§ Written problem: Your task is to write out the complete listing exactly as it is shown.

§ Task data:
-.-.-

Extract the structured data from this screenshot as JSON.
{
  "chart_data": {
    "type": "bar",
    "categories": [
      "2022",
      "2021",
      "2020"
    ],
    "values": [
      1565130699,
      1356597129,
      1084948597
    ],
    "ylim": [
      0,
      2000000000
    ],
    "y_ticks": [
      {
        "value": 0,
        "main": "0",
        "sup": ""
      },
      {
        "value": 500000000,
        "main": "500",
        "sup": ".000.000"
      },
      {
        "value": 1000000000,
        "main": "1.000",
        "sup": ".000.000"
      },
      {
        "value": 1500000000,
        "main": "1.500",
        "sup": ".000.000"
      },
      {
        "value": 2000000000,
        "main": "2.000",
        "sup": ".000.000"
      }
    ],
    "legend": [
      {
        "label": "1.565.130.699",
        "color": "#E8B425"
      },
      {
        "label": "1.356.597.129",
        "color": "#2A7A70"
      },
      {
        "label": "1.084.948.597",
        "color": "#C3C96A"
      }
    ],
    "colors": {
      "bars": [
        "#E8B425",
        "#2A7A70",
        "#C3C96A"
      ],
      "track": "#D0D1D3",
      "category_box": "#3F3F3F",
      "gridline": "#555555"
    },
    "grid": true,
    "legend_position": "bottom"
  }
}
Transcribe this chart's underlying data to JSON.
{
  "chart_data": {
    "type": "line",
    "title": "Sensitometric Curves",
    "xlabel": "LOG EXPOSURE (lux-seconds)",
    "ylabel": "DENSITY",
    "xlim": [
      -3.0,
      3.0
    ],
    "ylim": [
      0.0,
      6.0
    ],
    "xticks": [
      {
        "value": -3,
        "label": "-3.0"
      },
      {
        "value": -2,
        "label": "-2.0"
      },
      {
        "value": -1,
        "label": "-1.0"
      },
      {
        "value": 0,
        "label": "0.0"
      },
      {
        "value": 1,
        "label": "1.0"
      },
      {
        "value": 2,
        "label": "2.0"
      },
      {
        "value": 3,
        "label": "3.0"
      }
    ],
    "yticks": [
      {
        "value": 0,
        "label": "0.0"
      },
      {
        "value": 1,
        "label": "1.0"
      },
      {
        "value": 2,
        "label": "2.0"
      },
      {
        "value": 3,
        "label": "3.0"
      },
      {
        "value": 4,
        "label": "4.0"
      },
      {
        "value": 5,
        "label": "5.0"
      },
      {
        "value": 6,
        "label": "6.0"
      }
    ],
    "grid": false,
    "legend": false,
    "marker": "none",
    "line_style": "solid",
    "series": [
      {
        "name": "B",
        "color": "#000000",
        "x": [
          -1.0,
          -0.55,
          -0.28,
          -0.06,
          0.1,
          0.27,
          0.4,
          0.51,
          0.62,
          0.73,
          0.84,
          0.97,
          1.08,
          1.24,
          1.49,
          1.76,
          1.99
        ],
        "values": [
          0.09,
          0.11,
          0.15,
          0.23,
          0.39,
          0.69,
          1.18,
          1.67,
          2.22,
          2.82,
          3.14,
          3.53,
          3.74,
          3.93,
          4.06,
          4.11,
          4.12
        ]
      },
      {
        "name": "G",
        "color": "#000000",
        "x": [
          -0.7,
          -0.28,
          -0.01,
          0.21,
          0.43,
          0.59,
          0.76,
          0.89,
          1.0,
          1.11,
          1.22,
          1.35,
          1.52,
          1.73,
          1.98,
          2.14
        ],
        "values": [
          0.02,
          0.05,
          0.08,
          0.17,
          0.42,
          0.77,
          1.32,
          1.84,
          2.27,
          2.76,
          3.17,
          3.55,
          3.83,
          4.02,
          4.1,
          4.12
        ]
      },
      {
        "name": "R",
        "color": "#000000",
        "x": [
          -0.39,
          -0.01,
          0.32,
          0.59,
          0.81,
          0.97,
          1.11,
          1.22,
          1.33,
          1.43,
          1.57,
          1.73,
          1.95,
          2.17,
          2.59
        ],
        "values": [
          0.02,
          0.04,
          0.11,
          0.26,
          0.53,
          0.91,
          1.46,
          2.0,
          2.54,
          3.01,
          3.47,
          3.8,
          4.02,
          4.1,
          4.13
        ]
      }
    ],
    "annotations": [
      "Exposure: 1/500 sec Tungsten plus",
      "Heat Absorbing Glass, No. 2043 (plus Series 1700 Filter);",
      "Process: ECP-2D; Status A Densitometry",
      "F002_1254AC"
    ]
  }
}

-.-.-

§ Solution for this problem:
Extract the structured data from this screenshot as JSON.
{
  "chart_data": {
    "type": "bar",
    "categories": [
      "2022",
      "2021",
      "2020"
    ],
    "values": [
      1565130699,
      1356597129,
      1084948597
    ],
    "ylim": [
      0,
      2000000000
    ],
    "y_ticks": [
      {
        "value": 0,
        "main": "0",
        "sup": ""
      },
      {
        "value": 500000000,
        "main": "500",
        "sup": ".000.000"
      },
      {
        "value": 1000000000,
        "main": "1.000",
        "sup": ".000.000"
      },
      {
        "value": 1500000000,
        "main": "1.500",
        "sup": ".000.000"
      },
      {
        "value": 2000000000,
        "main": "2.000",
        "sup": ".000.000"
      }
    ],
    "legend": [
      {
        "label": "1.565.130.699",
        "color": "#E8B425"
      },
      {
        "label": "1.356.597.129",
        "color": "#2A7A70"
      },
      {
        "label": "1.084.948.597",
        "color": "#C3C96A"
      }
    ],
    "colors": {
      "bars": [
        "#E8B425",
        "#2A7A70",
        "#C3C96A"
      ],
      "track": "#D0D1D3",
      "category_box": "#3F3F3F",
      "gridline": "#555555"
    },
    "grid": true,
    "legend_position": "bottom"
  }
}
Transcribe this chart's underlying data to JSON.
{
  "chart_data": {
    "type": "line",
    "title": "Sensitometric Curves",
    "xlabel": "LOG EXPOSURE (lux-seconds)",
    "ylabel": "DENSITY",
    "xlim": [
      -3.0,
      3.0
    ],
    "ylim": [
      0.0,
      6.0
    ],
    "xticks": [
      {
        "value": -3,
        "label": "-3.0"
      },
      {
        "value": -2,
        "label": "-2.0"
      },
      {
        "value": -1,
        "label": "-1.0"
      },
      {
        "value": 0,
        "label": "0.0"
      },
      {
        "value": 1,
        "label": "1.0"
      },
      {
        "value": 2,
        "label": "2.0"
      },
      {
        "value": 3,
        "label": "3.0"
      }
    ],
    "yticks": [
      {
        "value": 0,
        "label": "0.0"
      },
      {
        "value": 1,
        "label": "1.0"
      },
      {
        "value": 2,
        "label": "2.0"
      },
      {
        "value": 3,
        "label": "3.0"
      },
      {
        "value": 4,
        "label": "4.0"
      },
      {
        "value": 5,
        "label": "5.0"
      },
      {
        "value": 6,
        "label": "6.0"
      }
    ],
    "grid": false,
    "legend": false,
    "marker": "none",
    "line_style": "solid",
    "series": [
      {
        "name": "B",
        "color": "#000000",
        "x": [
          -1.0,
          -0.55,
          -0.28,
          -0.06,
          0.1,
          0.27,
          0.4,
          0.51,
          0.62,
          0.73,
          0.84,
          0.97,
          1.08,
          1.24,
          1.49,
          1.76,
          1.99
        ],
        "values": [
          0.09,
          0.11,
          0.15,
          0.23,
          0.39,
          0.69,
          1.18,
          1.67,
          2.22,
          2.82,
          3.14,
          3.53,
          3.74,
          3.93,
          4.06,
          4.11,
          4.12
        ]
      },
      {
        "name": "G",
        "color": "#000000",
        "x": [
          -0.7,
          -0.28,
          -0.01,
          0.21,
          0.43,
          0.59,
          0.76,
          0.89,
          1.0,
          1.11,
          1.22,
          1.35,
          1.52,
          1.73,
          1.98,
          2.14
        ],
        "values": [
          0.02,
          0.05,
          0.08,
          0.17,
          0.42,
          0.77,
          1.32,
          1.84,
          2.27,
          2.76,
          3.17,
          3.55,
          3.83,
          4.02,
          4.1,
          4.12
        ]
      },
      {
        "name": "R",
        "color": "#000000",
        "x": [
          -0.39,
          -0.01,
          0.32,
          0.59,
          0.81,
          0.97,
          1.11,
          1.22,
          1.33,
          1.43,
          1.57,
          1.73,
          1.95,
          2.17,
          2.59
        ],
        "values": [
          0.02,
          0.04,
          0.11,
          0.26,
          0.53,
          0.91,
          1.46,
          2.0,
          2.54,
          3.01,
          3.47,
          3.8,
          4.02,
          4.1,
          4.13
        ]
      }
    ],
    "annotations": [
      "Exposure: 1/500 sec Tungsten plus",
      "Heat Absorbing Glass, No. 2043 (plus Series 1700 Filter);",
      "Process: ECP-2D; Status A Densitometry",
      "F002_1254AC"
    ]
  }
}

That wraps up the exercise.